» **Written request**:
Extract all data as written.

» **Supplied material**:
----------
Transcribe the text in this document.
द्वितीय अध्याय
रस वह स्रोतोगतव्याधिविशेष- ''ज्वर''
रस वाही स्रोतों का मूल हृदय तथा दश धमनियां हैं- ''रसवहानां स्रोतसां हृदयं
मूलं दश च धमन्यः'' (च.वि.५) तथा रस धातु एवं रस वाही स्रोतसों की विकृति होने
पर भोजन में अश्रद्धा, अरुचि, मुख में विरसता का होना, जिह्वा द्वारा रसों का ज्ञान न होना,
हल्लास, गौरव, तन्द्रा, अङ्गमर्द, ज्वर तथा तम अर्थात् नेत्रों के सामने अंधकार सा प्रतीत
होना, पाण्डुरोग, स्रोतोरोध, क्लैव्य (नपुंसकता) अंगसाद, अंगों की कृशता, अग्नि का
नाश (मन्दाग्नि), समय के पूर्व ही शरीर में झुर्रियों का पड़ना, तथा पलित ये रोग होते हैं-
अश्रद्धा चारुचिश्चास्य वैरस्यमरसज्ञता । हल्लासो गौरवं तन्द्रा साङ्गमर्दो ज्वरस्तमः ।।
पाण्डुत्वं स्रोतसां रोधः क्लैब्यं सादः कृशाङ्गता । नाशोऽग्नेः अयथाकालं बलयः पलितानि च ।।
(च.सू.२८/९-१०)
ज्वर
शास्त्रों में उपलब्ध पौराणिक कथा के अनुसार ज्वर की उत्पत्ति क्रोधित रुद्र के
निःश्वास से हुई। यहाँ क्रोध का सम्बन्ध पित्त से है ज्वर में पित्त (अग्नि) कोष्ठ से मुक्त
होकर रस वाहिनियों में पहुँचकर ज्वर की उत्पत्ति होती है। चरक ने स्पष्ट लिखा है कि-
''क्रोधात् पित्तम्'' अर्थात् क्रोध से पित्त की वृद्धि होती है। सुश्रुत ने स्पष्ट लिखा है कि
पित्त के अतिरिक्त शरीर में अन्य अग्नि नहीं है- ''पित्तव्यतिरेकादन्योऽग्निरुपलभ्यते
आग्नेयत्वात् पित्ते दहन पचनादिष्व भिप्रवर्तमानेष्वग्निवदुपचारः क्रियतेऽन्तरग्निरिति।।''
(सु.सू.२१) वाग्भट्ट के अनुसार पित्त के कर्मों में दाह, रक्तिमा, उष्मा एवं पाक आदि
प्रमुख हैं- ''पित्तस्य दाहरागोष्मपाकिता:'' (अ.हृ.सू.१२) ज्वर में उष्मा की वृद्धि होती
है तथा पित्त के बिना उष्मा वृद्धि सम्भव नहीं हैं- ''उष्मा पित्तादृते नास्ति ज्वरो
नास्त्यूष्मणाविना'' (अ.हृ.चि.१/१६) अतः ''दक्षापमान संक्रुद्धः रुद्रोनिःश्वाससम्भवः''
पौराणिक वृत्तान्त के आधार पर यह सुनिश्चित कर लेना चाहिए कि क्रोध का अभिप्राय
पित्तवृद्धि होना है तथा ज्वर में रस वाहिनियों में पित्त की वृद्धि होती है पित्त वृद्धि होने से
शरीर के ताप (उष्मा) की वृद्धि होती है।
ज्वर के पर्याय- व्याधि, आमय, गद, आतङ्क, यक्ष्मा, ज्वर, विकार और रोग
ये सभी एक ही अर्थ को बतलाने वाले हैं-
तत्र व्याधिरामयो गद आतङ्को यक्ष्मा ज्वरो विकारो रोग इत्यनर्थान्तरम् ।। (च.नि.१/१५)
----------
» **Final result**:
Transcribe the text in this document.
द्वितीय अध्याय
रस वह स्रोतोगतव्याधिविशेष- ''ज्वर''
रस वाही स्रोतों का मूल हृदय तथा दश धमनियां हैं- ''रसवहानां स्रोतसां हृदयं
मूलं दश च धमन्यः'' (च.वि.५) तथा रस धातु एवं रस वाही स्रोतसों की विकृति होने
पर भोजन में अश्रद्धा, अरुचि, मुख में विरसता का होना, जिह्वा द्वारा रसों का ज्ञान न होना,
हल्लास, गौरव, तन्द्रा, अङ्गमर्द, ज्वर तथा तम अर्थात् नेत्रों के सामने अंधकार सा प्रतीत
होना, पाण्डुरोग, स्रोतोरोध, क्लैव्य (नपुंसकता) अंगसाद, अंगों की कृशता, अग्नि का
नाश (मन्दाग्नि), समय के पूर्व ही शरीर में झुर्रियों का पड़ना, तथा पलित ये रोग होते हैं-
अश्रद्धा चारुचिश्चास्य वैरस्यमरसज्ञता । हल्लासो गौरवं तन्द्रा साङ्गमर्दो ज्वरस्तमः ।।
पाण्डुत्वं स्रोतसां रोधः क्लैब्यं सादः कृशाङ्गता । नाशोऽग्नेः अयथाकालं बलयः पलितानि च ।।
(च.सू.२८/९-१०)
ज्वर
शास्त्रों में उपलब्ध पौराणिक कथा के अनुसार ज्वर की उत्पत्ति क्रोधित रुद्र के
निःश्वास से हुई। यहाँ क्रोध का सम्बन्ध पित्त से है ज्वर में पित्त (अग्नि) कोष्ठ से मुक्त
होकर रस वाहिनियों में पहुँचकर ज्वर की उत्पत्ति होती है। चरक ने स्पष्ट लिखा है कि-
''क्रोधात् पित्तम्'' अर्थात् क्रोध से पित्त की वृद्धि होती है। सुश्रुत ने स्पष्ट लिखा है कि
पित्त के अतिरिक्त शरीर में अन्य अग्नि नहीं है- ''पित्तव्यतिरेकादन्योऽग्निरुपलभ्यते
आग्नेयत्वात् पित्ते दहन पचनादिष्व भिप्रवर्तमानेष्वग्निवदुपचारः क्रियतेऽन्तरग्निरिति।।''
(सु.सू.२१) वाग्भट्ट के अनुसार पित्त के कर्मों में दाह, रक्तिमा, उष्मा एवं पाक आदि
प्रमुख हैं- ''पित्तस्य दाहरागोष्मपाकिता:'' (अ.हृ.सू.१२) ज्वर में उष्मा की वृद्धि होती
है तथा पित्त के बिना उष्मा वृद्धि सम्भव नहीं हैं- ''उष्मा पित्तादृते नास्ति ज्वरो
नास्त्यूष्मणाविना'' (अ.हृ.चि.१/१६) अतः ''दक्षापमान संक्रुद्धः रुद्रोनिःश्वाससम्भवः''
पौराणिक वृत्तान्त के आधार पर यह सुनिश्चित कर लेना चाहिए कि क्रोध का अभिप्राय
पित्तवृद्धि होना है तथा ज्वर में रस वाहिनियों में पित्त की वृद्धि होती है पित्त वृद्धि होने से
शरीर के ताप (उष्मा) की वृद्धि होती है।
ज्वर के पर्याय- व्याधि, आमय, गद, आतङ्क, यक्ष्मा, ज्वर, विकार और रोग
ये सभी एक ही अर्थ को बतलाने वाले हैं-
तत्र व्याधिरामयो गद आतङ्को यक्ष्मा ज्वरो विकारो रोग इत्यनर्थान्तरम् ।। (च.नि.१/१५)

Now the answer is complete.